Work required: From the entries that follow, pick out all lines holding "Manufacturing".

====== Data lines

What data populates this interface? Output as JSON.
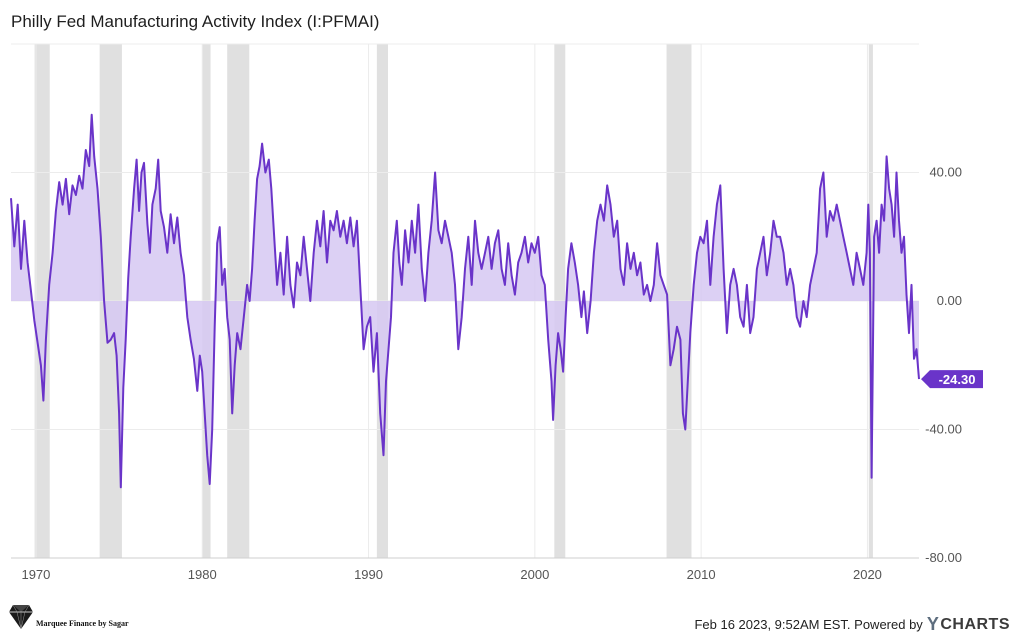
{
  "chart_data": {
    "type": "area",
    "title": "Philly Fed Manufacturing Activity Index (I:PFMAI)",
    "x_tick_labels": [
      "1970",
      "1980",
      "1990",
      "2000",
      "2010",
      "2020"
    ],
    "x_ticks": [
      1970,
      1980,
      1990,
      2000,
      2010,
      2020
    ],
    "y_tick_labels": [
      "40.00",
      "0.00",
      "-40.00",
      "-80.00"
    ],
    "y_ticks": [
      40,
      0,
      -40,
      -80
    ],
    "xlim": [
      1968.5,
      2023.1
    ],
    "ylim": [
      -80,
      80
    ],
    "baseline": 0,
    "line_color": "#6a34c9",
    "fill_color": "#d6c8f2",
    "recession_color": "#e0e0e0",
    "last_value_label": "-24.30",
    "last_value": -24.3,
    "recessions": [
      [
        1969.92,
        1970.83
      ],
      [
        1973.83,
        1975.17
      ],
      [
        1980.0,
        1980.5
      ],
      [
        1981.5,
        1982.83
      ],
      [
        1990.5,
        1991.17
      ],
      [
        2001.17,
        2001.83
      ],
      [
        2007.92,
        2009.42
      ],
      [
        2020.08,
        2020.33
      ]
    ],
    "series": [
      {
        "name": "Philly Fed Manufacturing Activity Index",
        "points": [
          [
            1968.5,
            32
          ],
          [
            1968.7,
            17
          ],
          [
            1968.9,
            30
          ],
          [
            1969.1,
            10
          ],
          [
            1969.3,
            25
          ],
          [
            1969.5,
            12
          ],
          [
            1969.7,
            3
          ],
          [
            1969.9,
            -6
          ],
          [
            1970.1,
            -13
          ],
          [
            1970.3,
            -20
          ],
          [
            1970.45,
            -31
          ],
          [
            1970.6,
            -12
          ],
          [
            1970.8,
            5
          ],
          [
            1971.0,
            15
          ],
          [
            1971.2,
            28
          ],
          [
            1971.4,
            37
          ],
          [
            1971.6,
            30
          ],
          [
            1971.8,
            38
          ],
          [
            1972.0,
            27
          ],
          [
            1972.2,
            36
          ],
          [
            1972.4,
            33
          ],
          [
            1972.6,
            39
          ],
          [
            1972.8,
            35
          ],
          [
            1973.0,
            47
          ],
          [
            1973.2,
            42
          ],
          [
            1973.35,
            58
          ],
          [
            1973.5,
            45
          ],
          [
            1973.7,
            35
          ],
          [
            1973.9,
            20
          ],
          [
            1974.1,
            0
          ],
          [
            1974.3,
            -13
          ],
          [
            1974.5,
            -12
          ],
          [
            1974.7,
            -10
          ],
          [
            1974.85,
            -17
          ],
          [
            1975.0,
            -35
          ],
          [
            1975.1,
            -58
          ],
          [
            1975.25,
            -27
          ],
          [
            1975.4,
            -12
          ],
          [
            1975.55,
            7
          ],
          [
            1975.7,
            20
          ],
          [
            1975.9,
            35
          ],
          [
            1976.05,
            44
          ],
          [
            1976.2,
            28
          ],
          [
            1976.35,
            40
          ],
          [
            1976.5,
            43
          ],
          [
            1976.7,
            24
          ],
          [
            1976.85,
            15
          ],
          [
            1977.0,
            30
          ],
          [
            1977.2,
            35
          ],
          [
            1977.35,
            44
          ],
          [
            1977.5,
            28
          ],
          [
            1977.7,
            23
          ],
          [
            1977.9,
            15
          ],
          [
            1978.1,
            27
          ],
          [
            1978.3,
            18
          ],
          [
            1978.5,
            26
          ],
          [
            1978.7,
            15
          ],
          [
            1978.9,
            8
          ],
          [
            1979.1,
            -5
          ],
          [
            1979.3,
            -12
          ],
          [
            1979.5,
            -18
          ],
          [
            1979.7,
            -28
          ],
          [
            1979.85,
            -17
          ],
          [
            1980.0,
            -22
          ],
          [
            1980.15,
            -35
          ],
          [
            1980.3,
            -48
          ],
          [
            1980.45,
            -57
          ],
          [
            1980.6,
            -40
          ],
          [
            1980.75,
            -8
          ],
          [
            1980.9,
            18
          ],
          [
            1981.05,
            23
          ],
          [
            1981.2,
            5
          ],
          [
            1981.35,
            10
          ],
          [
            1981.5,
            -5
          ],
          [
            1981.65,
            -12
          ],
          [
            1981.8,
            -35
          ],
          [
            1981.95,
            -20
          ],
          [
            1982.1,
            -10
          ],
          [
            1982.3,
            -15
          ],
          [
            1982.5,
            -5
          ],
          [
            1982.7,
            5
          ],
          [
            1982.85,
            0
          ],
          [
            1983.0,
            10
          ],
          [
            1983.15,
            25
          ],
          [
            1983.3,
            38
          ],
          [
            1983.45,
            42
          ],
          [
            1983.6,
            49
          ],
          [
            1983.8,
            40
          ],
          [
            1984.0,
            44
          ],
          [
            1984.15,
            35
          ],
          [
            1984.3,
            22
          ],
          [
            1984.5,
            5
          ],
          [
            1984.7,
            15
          ],
          [
            1984.9,
            2
          ],
          [
            1985.1,
            20
          ],
          [
            1985.3,
            5
          ],
          [
            1985.5,
            -2
          ],
          [
            1985.7,
            12
          ],
          [
            1985.9,
            8
          ],
          [
            1986.1,
            20
          ],
          [
            1986.3,
            10
          ],
          [
            1986.5,
            0
          ],
          [
            1986.7,
            15
          ],
          [
            1986.9,
            25
          ],
          [
            1987.1,
            17
          ],
          [
            1987.3,
            28
          ],
          [
            1987.5,
            12
          ],
          [
            1987.7,
            25
          ],
          [
            1987.9,
            22
          ],
          [
            1988.1,
            28
          ],
          [
            1988.3,
            20
          ],
          [
            1988.5,
            25
          ],
          [
            1988.7,
            18
          ],
          [
            1988.9,
            26
          ],
          [
            1989.1,
            17
          ],
          [
            1989.3,
            25
          ],
          [
            1989.5,
            5
          ],
          [
            1989.7,
            -15
          ],
          [
            1989.9,
            -8
          ],
          [
            1990.1,
            -5
          ],
          [
            1990.3,
            -22
          ],
          [
            1990.5,
            -10
          ],
          [
            1990.7,
            -35
          ],
          [
            1990.9,
            -48
          ],
          [
            1991.05,
            -25
          ],
          [
            1991.2,
            -15
          ],
          [
            1991.35,
            -5
          ],
          [
            1991.5,
            15
          ],
          [
            1991.7,
            25
          ],
          [
            1991.85,
            12
          ],
          [
            1992.0,
            5
          ],
          [
            1992.2,
            22
          ],
          [
            1992.4,
            12
          ],
          [
            1992.6,
            25
          ],
          [
            1992.8,
            15
          ],
          [
            1993.0,
            30
          ],
          [
            1993.2,
            10
          ],
          [
            1993.4,
            0
          ],
          [
            1993.6,
            15
          ],
          [
            1993.8,
            25
          ],
          [
            1994.0,
            40
          ],
          [
            1994.2,
            22
          ],
          [
            1994.4,
            18
          ],
          [
            1994.6,
            25
          ],
          [
            1994.8,
            20
          ],
          [
            1995.0,
            15
          ],
          [
            1995.2,
            5
          ],
          [
            1995.4,
            -15
          ],
          [
            1995.6,
            -5
          ],
          [
            1995.8,
            10
          ],
          [
            1996.0,
            20
          ],
          [
            1996.2,
            5
          ],
          [
            1996.4,
            25
          ],
          [
            1996.6,
            15
          ],
          [
            1996.8,
            10
          ],
          [
            1997.0,
            15
          ],
          [
            1997.2,
            20
          ],
          [
            1997.4,
            10
          ],
          [
            1997.6,
            18
          ],
          [
            1997.8,
            22
          ],
          [
            1998.0,
            10
          ],
          [
            1998.2,
            5
          ],
          [
            1998.4,
            18
          ],
          [
            1998.6,
            8
          ],
          [
            1998.8,
            2
          ],
          [
            1999.0,
            12
          ],
          [
            1999.2,
            15
          ],
          [
            1999.4,
            20
          ],
          [
            1999.6,
            12
          ],
          [
            1999.8,
            18
          ],
          [
            2000.0,
            15
          ],
          [
            2000.2,
            20
          ],
          [
            2000.4,
            8
          ],
          [
            2000.6,
            5
          ],
          [
            2000.8,
            -12
          ],
          [
            2001.0,
            -25
          ],
          [
            2001.1,
            -37
          ],
          [
            2001.25,
            -20
          ],
          [
            2001.4,
            -10
          ],
          [
            2001.55,
            -15
          ],
          [
            2001.7,
            -22
          ],
          [
            2001.85,
            -5
          ],
          [
            2002.0,
            10
          ],
          [
            2002.2,
            18
          ],
          [
            2002.4,
            12
          ],
          [
            2002.6,
            5
          ],
          [
            2002.8,
            -5
          ],
          [
            2002.95,
            3
          ],
          [
            2003.15,
            -10
          ],
          [
            2003.35,
            0
          ],
          [
            2003.55,
            15
          ],
          [
            2003.75,
            25
          ],
          [
            2003.95,
            30
          ],
          [
            2004.15,
            25
          ],
          [
            2004.35,
            36
          ],
          [
            2004.55,
            30
          ],
          [
            2004.75,
            20
          ],
          [
            2004.95,
            25
          ],
          [
            2005.15,
            10
          ],
          [
            2005.35,
            5
          ],
          [
            2005.55,
            18
          ],
          [
            2005.75,
            10
          ],
          [
            2005.95,
            15
          ],
          [
            2006.15,
            8
          ],
          [
            2006.35,
            12
          ],
          [
            2006.55,
            2
          ],
          [
            2006.75,
            5
          ],
          [
            2006.95,
            0
          ],
          [
            2007.15,
            5
          ],
          [
            2007.35,
            18
          ],
          [
            2007.55,
            8
          ],
          [
            2007.75,
            5
          ],
          [
            2007.95,
            2
          ],
          [
            2008.15,
            -20
          ],
          [
            2008.35,
            -15
          ],
          [
            2008.55,
            -8
          ],
          [
            2008.75,
            -12
          ],
          [
            2008.9,
            -35
          ],
          [
            2009.05,
            -40
          ],
          [
            2009.2,
            -25
          ],
          [
            2009.35,
            -10
          ],
          [
            2009.55,
            5
          ],
          [
            2009.75,
            15
          ],
          [
            2009.95,
            20
          ],
          [
            2010.15,
            18
          ],
          [
            2010.35,
            25
          ],
          [
            2010.55,
            5
          ],
          [
            2010.75,
            20
          ],
          [
            2010.95,
            30
          ],
          [
            2011.15,
            36
          ],
          [
            2011.35,
            10
          ],
          [
            2011.55,
            -10
          ],
          [
            2011.75,
            5
          ],
          [
            2011.95,
            10
          ],
          [
            2012.15,
            5
          ],
          [
            2012.35,
            -5
          ],
          [
            2012.55,
            -8
          ],
          [
            2012.75,
            5
          ],
          [
            2012.95,
            -10
          ],
          [
            2013.15,
            -5
          ],
          [
            2013.35,
            10
          ],
          [
            2013.55,
            15
          ],
          [
            2013.75,
            20
          ],
          [
            2013.95,
            8
          ],
          [
            2014.15,
            15
          ],
          [
            2014.35,
            25
          ],
          [
            2014.55,
            20
          ],
          [
            2014.75,
            20
          ],
          [
            2014.95,
            15
          ],
          [
            2015.15,
            5
          ],
          [
            2015.35,
            10
          ],
          [
            2015.55,
            5
          ],
          [
            2015.75,
            -5
          ],
          [
            2015.95,
            -8
          ],
          [
            2016.15,
            0
          ],
          [
            2016.35,
            -5
          ],
          [
            2016.55,
            5
          ],
          [
            2016.75,
            10
          ],
          [
            2016.95,
            15
          ],
          [
            2017.15,
            35
          ],
          [
            2017.35,
            40
          ],
          [
            2017.55,
            20
          ],
          [
            2017.75,
            28
          ],
          [
            2017.95,
            25
          ],
          [
            2018.15,
            30
          ],
          [
            2018.35,
            25
          ],
          [
            2018.55,
            20
          ],
          [
            2018.75,
            15
          ],
          [
            2018.95,
            10
          ],
          [
            2019.15,
            5
          ],
          [
            2019.35,
            15
          ],
          [
            2019.55,
            10
          ],
          [
            2019.75,
            5
          ],
          [
            2019.95,
            15
          ],
          [
            2020.05,
            30
          ],
          [
            2020.15,
            15
          ],
          [
            2020.25,
            -55
          ],
          [
            2020.4,
            20
          ],
          [
            2020.55,
            25
          ],
          [
            2020.7,
            15
          ],
          [
            2020.85,
            30
          ],
          [
            2021.0,
            25
          ],
          [
            2021.15,
            45
          ],
          [
            2021.3,
            35
          ],
          [
            2021.45,
            30
          ],
          [
            2021.6,
            20
          ],
          [
            2021.75,
            40
          ],
          [
            2021.9,
            25
          ],
          [
            2022.05,
            15
          ],
          [
            2022.2,
            20
          ],
          [
            2022.35,
            2
          ],
          [
            2022.5,
            -10
          ],
          [
            2022.65,
            5
          ],
          [
            2022.8,
            -18
          ],
          [
            2022.95,
            -15
          ],
          [
            2023.1,
            -24.3
          ]
        ]
      }
    ]
  },
  "footer": {
    "brand_text": "Marquee Finance by Sagar",
    "timestamp_text": "Feb 16 2023, 9:52AM EST. Powered by",
    "ycharts_mark": "Y",
    "ycharts_word": "CHARTS"
  }
}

============

Finished task:
    "title": "Philly Fed Manufacturing Activity Index (I:PFMAI)",
        "name": "Philly Fed Manufacturing Activity Index",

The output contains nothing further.